■ **SET PROBLEM**: Check each line of the material below, and copy it if it holds the string "briefing".

Items from a data source:
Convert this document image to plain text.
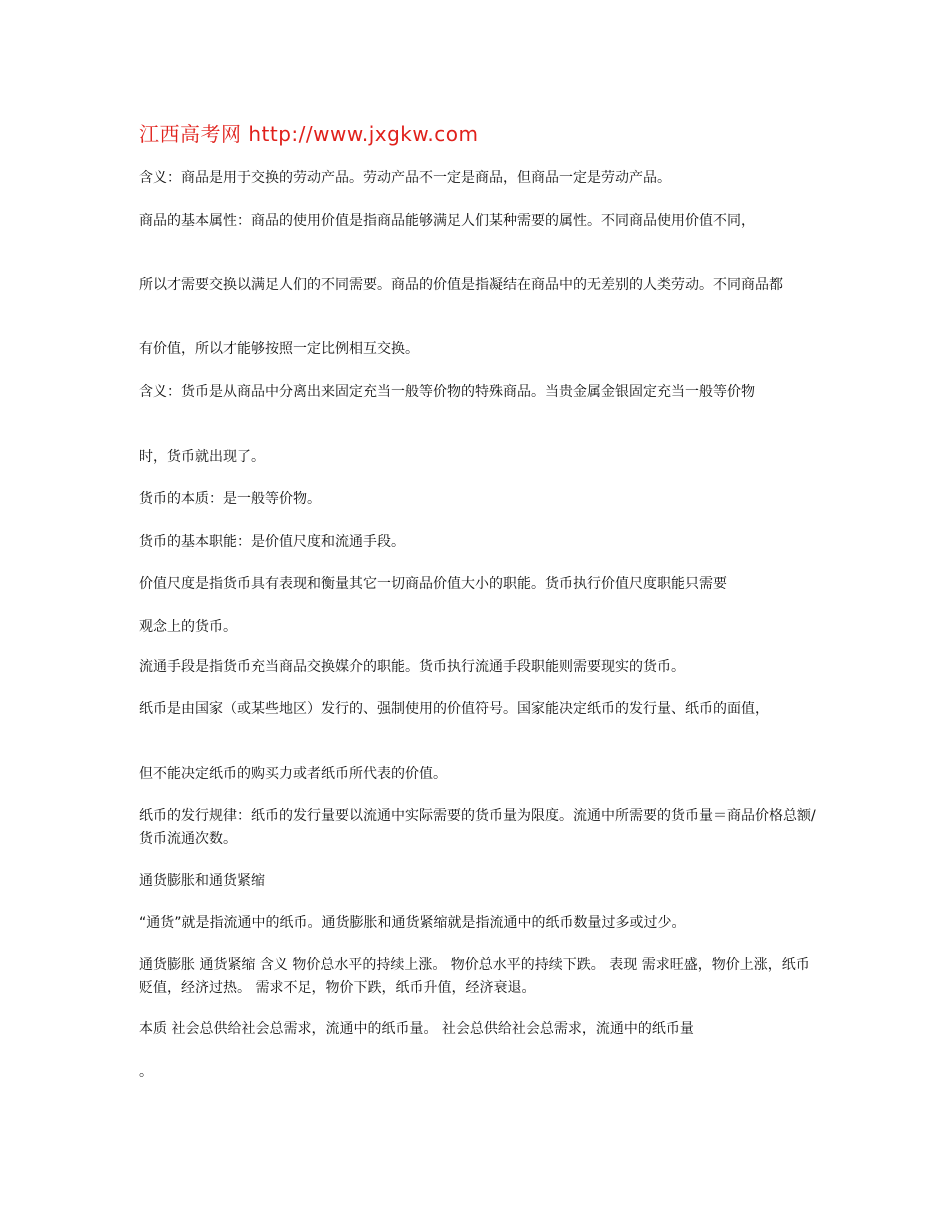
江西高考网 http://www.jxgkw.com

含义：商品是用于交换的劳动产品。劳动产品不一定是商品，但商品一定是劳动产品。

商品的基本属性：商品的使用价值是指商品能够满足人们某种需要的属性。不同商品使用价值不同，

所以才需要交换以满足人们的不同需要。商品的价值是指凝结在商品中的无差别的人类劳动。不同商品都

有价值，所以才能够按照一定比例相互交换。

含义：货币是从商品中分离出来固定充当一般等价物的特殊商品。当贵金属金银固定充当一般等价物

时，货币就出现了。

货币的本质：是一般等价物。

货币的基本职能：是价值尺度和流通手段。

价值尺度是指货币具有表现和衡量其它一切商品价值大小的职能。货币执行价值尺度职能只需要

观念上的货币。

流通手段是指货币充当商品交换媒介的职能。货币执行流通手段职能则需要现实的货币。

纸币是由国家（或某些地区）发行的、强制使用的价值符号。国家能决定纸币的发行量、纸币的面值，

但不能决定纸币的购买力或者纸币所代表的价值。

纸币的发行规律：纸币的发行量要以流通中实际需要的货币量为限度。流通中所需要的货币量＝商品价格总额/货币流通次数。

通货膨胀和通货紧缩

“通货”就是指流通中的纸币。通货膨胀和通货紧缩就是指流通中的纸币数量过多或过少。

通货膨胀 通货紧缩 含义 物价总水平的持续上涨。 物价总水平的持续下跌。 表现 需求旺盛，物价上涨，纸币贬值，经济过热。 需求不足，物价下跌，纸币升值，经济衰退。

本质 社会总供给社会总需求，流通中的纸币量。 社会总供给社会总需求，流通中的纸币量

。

==

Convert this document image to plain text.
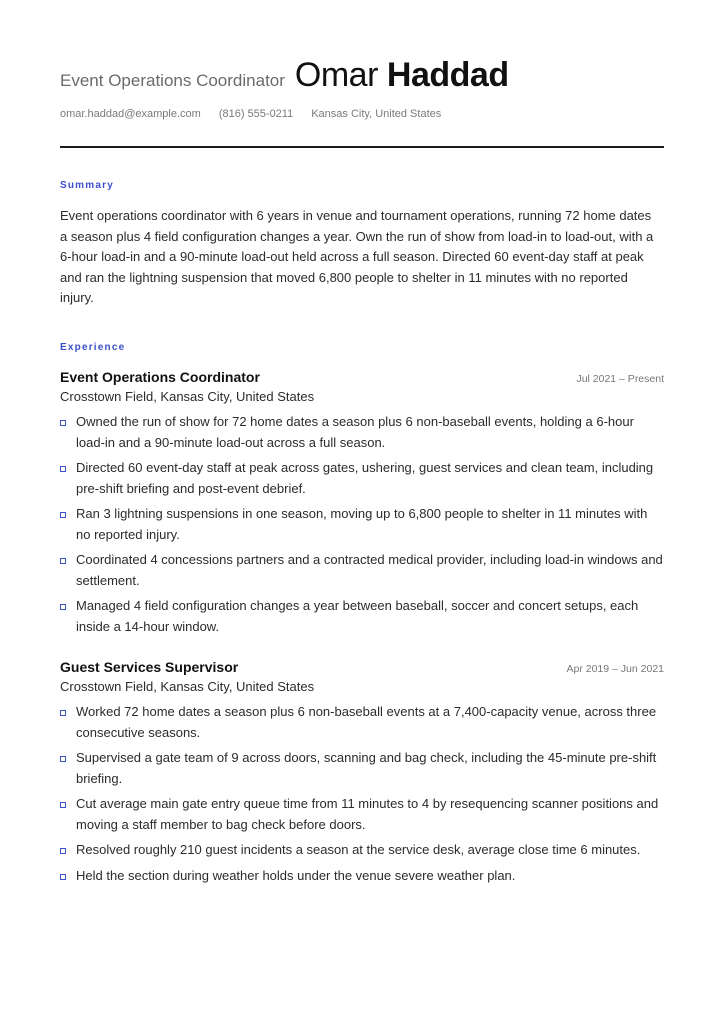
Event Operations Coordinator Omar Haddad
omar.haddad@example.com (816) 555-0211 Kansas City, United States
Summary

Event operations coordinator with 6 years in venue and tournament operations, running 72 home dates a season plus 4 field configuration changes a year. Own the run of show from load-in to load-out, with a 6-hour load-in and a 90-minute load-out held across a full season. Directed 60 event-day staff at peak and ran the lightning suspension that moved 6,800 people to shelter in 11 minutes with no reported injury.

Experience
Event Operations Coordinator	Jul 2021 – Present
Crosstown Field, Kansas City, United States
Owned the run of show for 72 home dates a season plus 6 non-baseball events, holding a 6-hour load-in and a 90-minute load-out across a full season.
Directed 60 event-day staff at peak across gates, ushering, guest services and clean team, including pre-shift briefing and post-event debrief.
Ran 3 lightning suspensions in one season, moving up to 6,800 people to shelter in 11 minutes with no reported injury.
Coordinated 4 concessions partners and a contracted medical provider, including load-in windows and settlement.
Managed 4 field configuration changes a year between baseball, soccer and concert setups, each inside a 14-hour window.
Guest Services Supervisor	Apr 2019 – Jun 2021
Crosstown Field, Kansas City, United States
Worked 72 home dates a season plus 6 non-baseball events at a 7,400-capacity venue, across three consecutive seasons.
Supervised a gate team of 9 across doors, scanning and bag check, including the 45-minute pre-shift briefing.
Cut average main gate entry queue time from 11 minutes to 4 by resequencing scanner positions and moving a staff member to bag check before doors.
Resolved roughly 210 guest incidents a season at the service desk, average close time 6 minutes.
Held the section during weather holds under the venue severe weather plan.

■ **CORRECT ANSWER**:
Directed 60 event-day staff at peak across gates, ushering, guest services and clean team, including pre-shift briefing and post-event debrief.
Supervised a gate team of 9 across doors, scanning and bag check, including the 45-minute pre-shift briefing.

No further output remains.